◆ **Exercise goal**: How many lines in these records hold the string "Category"? State only that number.

* BEGIN *

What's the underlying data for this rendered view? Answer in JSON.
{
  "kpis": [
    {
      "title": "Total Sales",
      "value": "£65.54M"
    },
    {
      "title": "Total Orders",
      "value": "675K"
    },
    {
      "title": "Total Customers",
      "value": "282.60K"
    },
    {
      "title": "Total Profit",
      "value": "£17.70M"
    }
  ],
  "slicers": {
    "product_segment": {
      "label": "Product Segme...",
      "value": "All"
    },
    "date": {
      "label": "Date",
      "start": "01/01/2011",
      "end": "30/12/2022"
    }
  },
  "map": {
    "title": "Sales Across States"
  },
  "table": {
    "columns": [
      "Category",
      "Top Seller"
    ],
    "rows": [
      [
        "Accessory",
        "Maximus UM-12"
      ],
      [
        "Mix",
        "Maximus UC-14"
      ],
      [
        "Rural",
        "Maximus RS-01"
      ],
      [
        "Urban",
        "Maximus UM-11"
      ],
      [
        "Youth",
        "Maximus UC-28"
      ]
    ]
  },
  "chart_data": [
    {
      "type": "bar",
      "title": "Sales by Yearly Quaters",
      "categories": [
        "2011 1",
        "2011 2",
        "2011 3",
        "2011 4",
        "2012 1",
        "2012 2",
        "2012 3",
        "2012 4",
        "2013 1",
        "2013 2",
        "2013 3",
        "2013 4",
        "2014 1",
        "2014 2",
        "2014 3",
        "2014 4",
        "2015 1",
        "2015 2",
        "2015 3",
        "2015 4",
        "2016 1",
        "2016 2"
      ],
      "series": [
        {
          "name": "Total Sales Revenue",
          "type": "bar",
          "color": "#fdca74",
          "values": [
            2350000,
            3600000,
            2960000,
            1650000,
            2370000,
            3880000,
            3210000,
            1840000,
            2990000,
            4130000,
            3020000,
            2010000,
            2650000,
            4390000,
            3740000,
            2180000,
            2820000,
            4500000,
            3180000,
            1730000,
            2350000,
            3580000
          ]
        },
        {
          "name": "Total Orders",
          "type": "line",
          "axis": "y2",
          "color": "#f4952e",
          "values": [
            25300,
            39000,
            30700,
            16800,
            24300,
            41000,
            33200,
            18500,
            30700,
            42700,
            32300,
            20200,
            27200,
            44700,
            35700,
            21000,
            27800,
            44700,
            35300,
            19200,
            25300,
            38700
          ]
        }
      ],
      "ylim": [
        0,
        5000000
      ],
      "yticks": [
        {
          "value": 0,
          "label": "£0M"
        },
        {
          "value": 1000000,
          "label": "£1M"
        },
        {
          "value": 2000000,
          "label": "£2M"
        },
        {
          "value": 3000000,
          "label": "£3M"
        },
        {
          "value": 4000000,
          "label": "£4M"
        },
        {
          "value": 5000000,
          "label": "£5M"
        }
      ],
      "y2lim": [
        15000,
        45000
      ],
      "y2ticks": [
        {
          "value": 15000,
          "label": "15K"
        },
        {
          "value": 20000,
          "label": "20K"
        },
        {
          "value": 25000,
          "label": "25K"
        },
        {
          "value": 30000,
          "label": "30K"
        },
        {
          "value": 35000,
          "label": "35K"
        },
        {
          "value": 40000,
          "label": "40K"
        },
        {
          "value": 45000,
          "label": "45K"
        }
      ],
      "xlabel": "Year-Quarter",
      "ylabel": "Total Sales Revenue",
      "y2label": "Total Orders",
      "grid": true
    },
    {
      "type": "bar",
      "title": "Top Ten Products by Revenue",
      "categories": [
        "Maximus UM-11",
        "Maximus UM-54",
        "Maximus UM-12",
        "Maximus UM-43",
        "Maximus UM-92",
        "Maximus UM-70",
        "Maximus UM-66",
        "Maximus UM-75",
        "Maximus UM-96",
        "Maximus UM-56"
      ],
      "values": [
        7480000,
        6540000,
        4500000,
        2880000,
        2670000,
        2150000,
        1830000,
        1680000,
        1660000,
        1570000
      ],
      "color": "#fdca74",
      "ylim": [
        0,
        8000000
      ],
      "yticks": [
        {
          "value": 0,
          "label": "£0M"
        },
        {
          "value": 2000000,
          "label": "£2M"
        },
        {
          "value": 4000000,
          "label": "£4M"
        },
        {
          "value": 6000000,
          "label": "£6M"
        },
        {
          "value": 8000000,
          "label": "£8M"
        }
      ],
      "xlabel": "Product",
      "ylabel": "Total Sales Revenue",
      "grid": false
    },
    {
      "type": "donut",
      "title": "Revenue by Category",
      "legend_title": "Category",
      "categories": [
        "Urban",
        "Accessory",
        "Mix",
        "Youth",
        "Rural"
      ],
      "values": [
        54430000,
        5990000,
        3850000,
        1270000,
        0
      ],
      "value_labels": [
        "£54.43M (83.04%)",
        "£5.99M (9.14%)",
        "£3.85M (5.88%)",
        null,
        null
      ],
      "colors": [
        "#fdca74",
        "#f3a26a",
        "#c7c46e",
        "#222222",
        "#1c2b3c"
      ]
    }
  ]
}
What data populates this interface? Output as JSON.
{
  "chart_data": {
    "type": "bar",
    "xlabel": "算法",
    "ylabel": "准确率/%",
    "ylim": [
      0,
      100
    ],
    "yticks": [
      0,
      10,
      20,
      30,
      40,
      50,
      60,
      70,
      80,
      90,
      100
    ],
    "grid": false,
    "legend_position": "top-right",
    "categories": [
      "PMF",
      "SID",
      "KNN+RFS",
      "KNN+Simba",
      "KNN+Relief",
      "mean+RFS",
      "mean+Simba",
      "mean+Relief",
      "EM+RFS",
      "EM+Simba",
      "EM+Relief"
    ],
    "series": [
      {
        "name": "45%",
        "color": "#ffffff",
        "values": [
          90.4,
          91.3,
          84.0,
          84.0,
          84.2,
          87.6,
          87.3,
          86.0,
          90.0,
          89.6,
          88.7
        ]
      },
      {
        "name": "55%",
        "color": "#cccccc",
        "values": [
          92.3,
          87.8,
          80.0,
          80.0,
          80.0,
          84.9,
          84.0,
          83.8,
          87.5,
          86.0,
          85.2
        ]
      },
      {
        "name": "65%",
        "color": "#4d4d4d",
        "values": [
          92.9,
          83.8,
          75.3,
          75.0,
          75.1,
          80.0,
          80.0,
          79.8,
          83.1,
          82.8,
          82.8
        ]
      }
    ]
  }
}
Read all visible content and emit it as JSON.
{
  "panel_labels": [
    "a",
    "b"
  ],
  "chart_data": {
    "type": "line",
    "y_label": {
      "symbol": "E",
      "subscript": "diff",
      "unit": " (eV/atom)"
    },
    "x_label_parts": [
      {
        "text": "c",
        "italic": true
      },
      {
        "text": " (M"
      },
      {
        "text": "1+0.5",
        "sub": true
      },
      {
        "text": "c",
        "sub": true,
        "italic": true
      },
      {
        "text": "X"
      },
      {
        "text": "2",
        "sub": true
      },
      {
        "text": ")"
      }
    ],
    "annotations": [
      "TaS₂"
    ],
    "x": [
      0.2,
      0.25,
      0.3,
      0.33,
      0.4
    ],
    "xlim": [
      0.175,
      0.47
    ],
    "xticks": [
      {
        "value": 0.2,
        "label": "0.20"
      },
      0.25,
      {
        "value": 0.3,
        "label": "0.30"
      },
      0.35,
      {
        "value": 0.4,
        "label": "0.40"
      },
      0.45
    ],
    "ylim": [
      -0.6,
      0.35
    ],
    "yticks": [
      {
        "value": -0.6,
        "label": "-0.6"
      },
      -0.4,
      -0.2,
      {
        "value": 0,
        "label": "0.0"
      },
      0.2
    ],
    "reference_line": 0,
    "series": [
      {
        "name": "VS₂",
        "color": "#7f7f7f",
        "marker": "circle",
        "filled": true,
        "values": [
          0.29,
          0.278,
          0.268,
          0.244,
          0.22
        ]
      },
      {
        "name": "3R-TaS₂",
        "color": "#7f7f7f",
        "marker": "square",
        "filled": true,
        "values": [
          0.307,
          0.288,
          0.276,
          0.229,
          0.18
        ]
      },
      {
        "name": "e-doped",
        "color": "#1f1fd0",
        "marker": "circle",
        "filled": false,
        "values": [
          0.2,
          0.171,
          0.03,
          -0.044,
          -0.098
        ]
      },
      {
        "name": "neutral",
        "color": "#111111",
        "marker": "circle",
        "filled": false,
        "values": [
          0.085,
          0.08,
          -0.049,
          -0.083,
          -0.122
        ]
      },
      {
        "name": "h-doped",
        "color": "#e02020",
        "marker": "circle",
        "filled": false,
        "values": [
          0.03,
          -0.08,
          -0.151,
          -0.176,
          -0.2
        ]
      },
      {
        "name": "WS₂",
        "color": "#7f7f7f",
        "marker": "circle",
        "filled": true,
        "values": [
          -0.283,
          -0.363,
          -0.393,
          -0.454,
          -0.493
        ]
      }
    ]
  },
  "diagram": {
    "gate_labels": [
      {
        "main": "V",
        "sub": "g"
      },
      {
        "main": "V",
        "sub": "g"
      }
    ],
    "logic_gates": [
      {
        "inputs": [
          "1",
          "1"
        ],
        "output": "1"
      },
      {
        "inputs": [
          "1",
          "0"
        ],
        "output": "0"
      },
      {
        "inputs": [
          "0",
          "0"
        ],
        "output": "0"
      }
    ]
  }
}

* END *

◆ **Response to this task**: 3